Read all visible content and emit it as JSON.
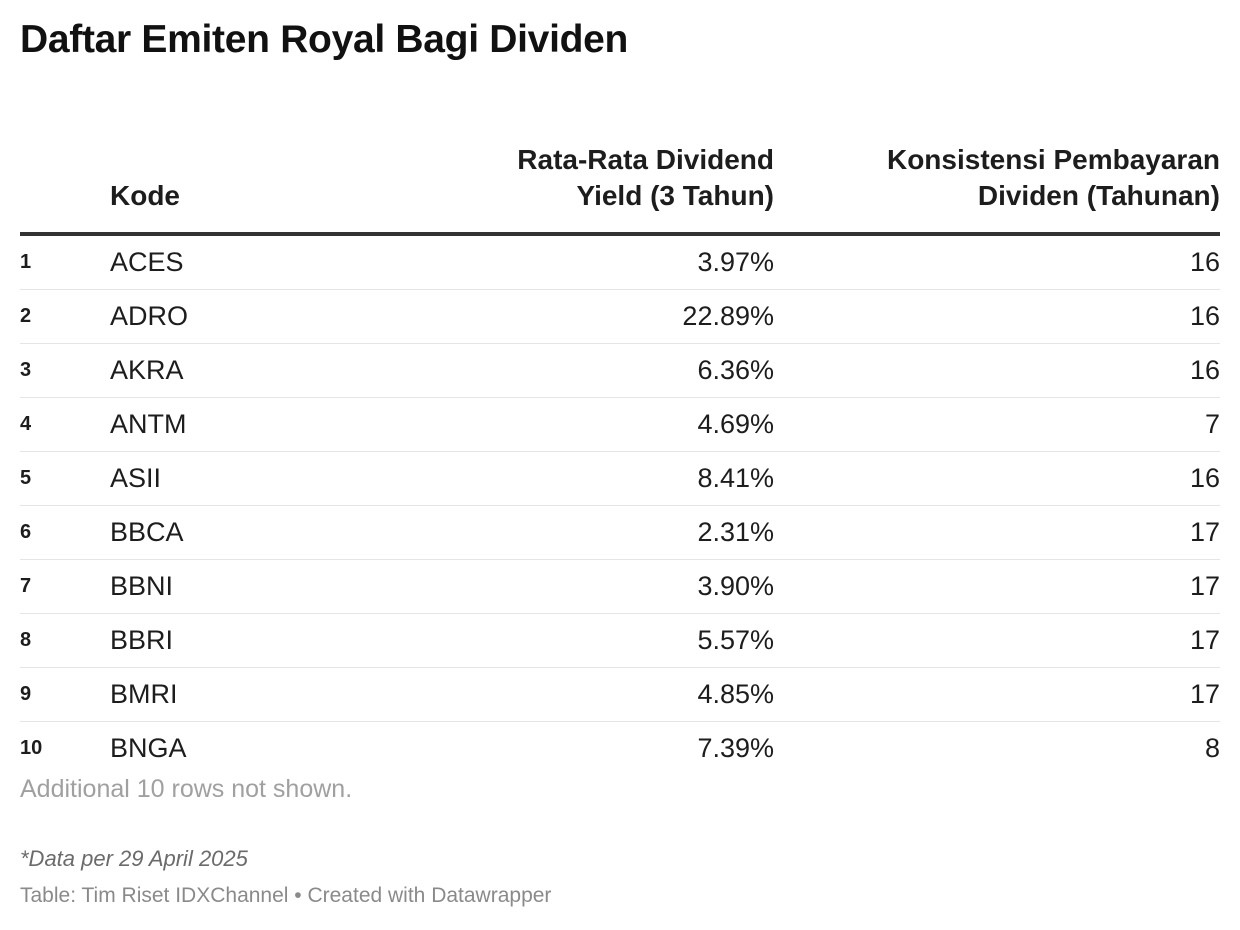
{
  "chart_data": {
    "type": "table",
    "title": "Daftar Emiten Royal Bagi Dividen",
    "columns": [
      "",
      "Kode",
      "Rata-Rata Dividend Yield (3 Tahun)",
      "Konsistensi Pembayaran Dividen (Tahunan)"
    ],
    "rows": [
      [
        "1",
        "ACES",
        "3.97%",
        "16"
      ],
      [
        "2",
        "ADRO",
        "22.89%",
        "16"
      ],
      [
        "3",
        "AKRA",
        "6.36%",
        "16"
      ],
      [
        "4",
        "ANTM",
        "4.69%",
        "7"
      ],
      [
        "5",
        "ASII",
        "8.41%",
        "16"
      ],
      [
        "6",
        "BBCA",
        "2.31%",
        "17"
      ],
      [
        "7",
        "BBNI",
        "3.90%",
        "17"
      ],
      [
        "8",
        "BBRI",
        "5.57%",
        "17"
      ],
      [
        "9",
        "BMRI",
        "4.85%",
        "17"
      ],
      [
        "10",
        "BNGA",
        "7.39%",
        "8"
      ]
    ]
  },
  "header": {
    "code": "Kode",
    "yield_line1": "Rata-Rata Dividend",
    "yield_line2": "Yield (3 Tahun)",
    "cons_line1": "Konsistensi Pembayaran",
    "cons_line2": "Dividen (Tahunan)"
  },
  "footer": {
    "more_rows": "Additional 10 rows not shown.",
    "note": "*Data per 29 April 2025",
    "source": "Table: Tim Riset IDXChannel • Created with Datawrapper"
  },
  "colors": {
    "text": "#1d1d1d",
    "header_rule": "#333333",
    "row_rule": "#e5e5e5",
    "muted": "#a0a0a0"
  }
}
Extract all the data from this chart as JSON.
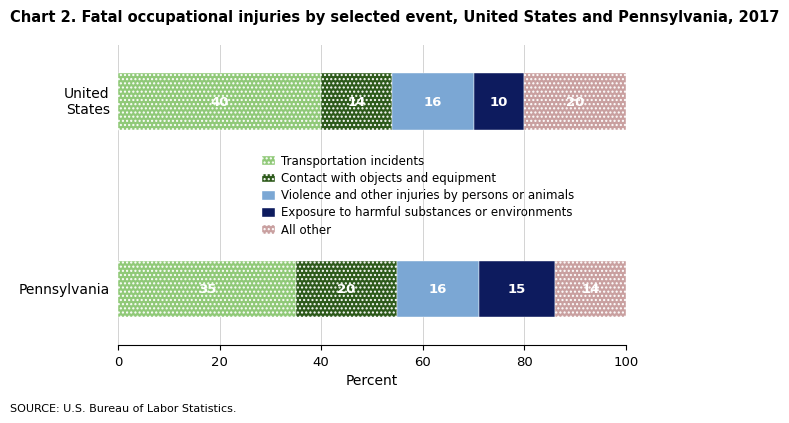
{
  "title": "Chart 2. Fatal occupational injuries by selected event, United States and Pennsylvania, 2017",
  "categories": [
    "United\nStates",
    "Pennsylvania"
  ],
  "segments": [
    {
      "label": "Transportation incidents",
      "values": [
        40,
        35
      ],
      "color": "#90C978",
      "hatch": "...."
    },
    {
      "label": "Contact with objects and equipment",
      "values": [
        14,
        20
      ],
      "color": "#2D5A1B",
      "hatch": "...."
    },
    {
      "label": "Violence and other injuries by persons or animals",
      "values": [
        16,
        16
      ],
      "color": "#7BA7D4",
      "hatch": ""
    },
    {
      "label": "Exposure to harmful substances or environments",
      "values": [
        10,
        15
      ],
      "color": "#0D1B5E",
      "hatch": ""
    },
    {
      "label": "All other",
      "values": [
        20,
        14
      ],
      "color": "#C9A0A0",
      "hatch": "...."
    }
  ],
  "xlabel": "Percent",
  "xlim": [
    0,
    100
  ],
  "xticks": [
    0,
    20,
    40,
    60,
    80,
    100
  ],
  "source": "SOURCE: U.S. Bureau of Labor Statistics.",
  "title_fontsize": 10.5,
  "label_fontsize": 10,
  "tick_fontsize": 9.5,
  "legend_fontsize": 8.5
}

********

Identify each line in the entries with the word "Rata" and copy it.

Completed task:
      "Rata-Rata Dividend Yield (3 Tahun)",
    "yield_line1": "Rata-Rata Dividend",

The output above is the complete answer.